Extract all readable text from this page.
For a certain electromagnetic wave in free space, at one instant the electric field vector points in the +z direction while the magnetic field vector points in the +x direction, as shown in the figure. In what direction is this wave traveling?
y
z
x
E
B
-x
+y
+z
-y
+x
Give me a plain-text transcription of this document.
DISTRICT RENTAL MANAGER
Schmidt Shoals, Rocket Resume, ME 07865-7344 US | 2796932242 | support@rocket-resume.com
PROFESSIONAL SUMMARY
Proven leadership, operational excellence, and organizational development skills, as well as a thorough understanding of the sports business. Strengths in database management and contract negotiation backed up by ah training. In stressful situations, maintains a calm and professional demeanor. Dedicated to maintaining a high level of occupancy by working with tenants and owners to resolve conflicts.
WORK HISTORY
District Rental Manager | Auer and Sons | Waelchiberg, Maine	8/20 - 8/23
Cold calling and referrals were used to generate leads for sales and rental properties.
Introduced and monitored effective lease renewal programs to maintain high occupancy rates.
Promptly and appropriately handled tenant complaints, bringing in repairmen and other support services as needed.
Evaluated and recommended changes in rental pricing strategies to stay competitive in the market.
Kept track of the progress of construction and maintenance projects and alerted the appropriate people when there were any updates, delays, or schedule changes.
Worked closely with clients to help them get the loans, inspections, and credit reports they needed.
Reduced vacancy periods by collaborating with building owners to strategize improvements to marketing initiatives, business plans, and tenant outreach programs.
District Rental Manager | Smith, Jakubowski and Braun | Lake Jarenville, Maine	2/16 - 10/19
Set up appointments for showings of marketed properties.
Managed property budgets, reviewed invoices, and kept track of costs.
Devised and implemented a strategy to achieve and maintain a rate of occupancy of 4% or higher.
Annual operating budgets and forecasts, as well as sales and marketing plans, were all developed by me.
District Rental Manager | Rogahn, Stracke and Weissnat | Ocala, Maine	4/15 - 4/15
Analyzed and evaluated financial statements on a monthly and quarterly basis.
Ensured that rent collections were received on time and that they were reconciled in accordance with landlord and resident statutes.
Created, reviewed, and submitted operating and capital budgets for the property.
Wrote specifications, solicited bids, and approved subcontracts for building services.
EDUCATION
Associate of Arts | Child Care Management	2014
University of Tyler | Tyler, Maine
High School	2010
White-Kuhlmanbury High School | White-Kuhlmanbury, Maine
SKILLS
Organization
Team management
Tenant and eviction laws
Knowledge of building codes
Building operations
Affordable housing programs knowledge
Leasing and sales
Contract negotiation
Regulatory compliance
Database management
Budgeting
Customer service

* * * * * * * * *

Stated goal: Scan the lines for the string "properties". Pick out every line that has it.

Answer to the exercise:
Cold calling and referrals were used to generate leads for sales and rental properties.
Set up appointments for showings of marketed properties.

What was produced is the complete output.